====== INPUT
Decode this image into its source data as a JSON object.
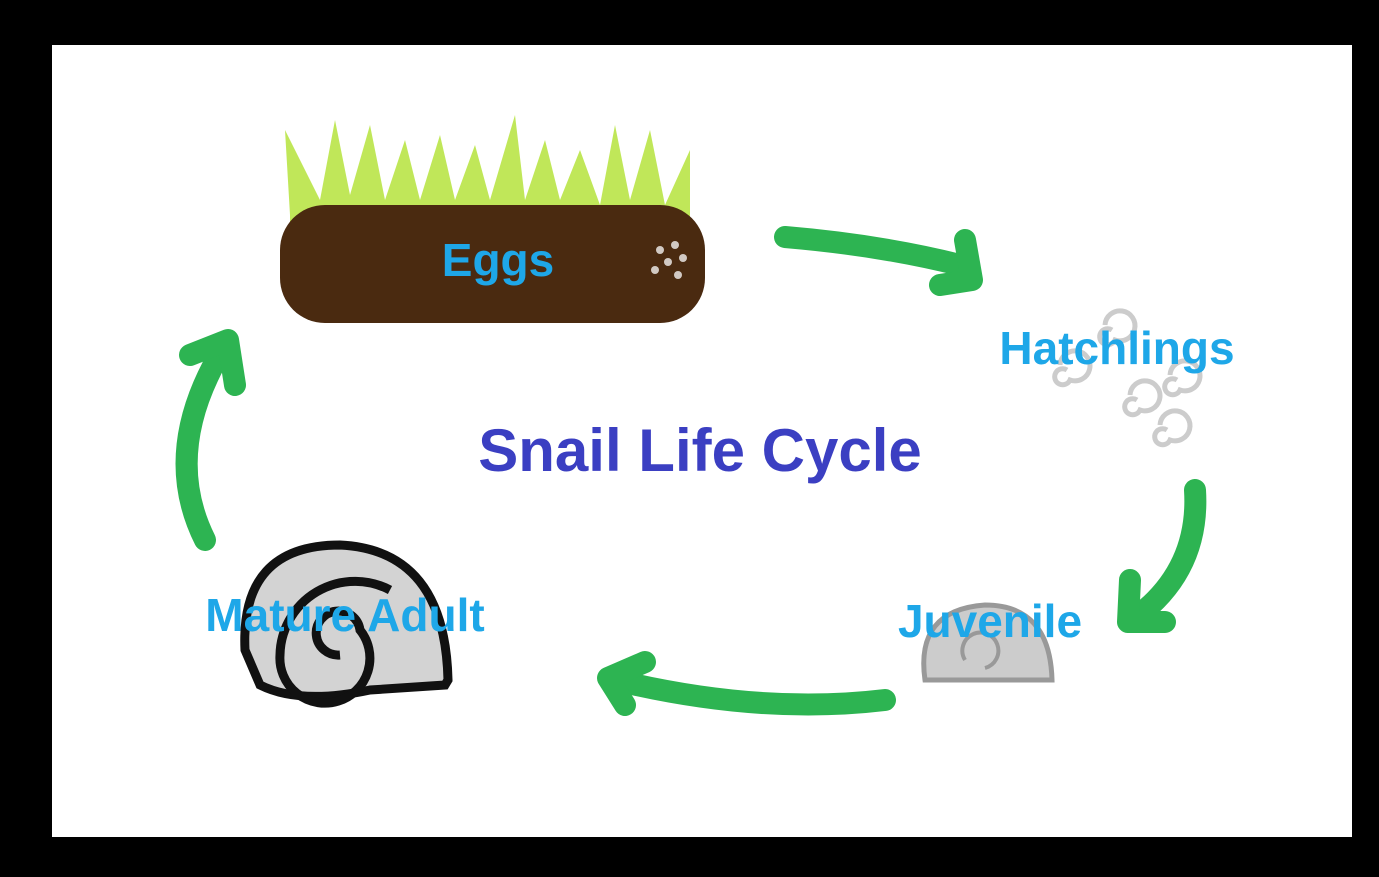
{
  "title": "Snail Life Cycle",
  "stages": [
    {
      "label": "Eggs"
    },
    {
      "label": "Hatchlings"
    },
    {
      "label": "Juvenile"
    },
    {
      "label": "Mature Adult"
    }
  ]
}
============
EXERCISE DETAILS:
Exactly as written, return every line of the listing, but not the pictures.

SOLVED PROBLEM:
Decode this image into its source data as a JSON object.
{
  "title": "Snail Life Cycle",
  "stages": [
    {
      "label": "Eggs"
    },
    {
      "label": "Hatchlings"
    },
    {
      "label": "Juvenile"
    },
    {
      "label": "Mature Adult"
    }
  ]
}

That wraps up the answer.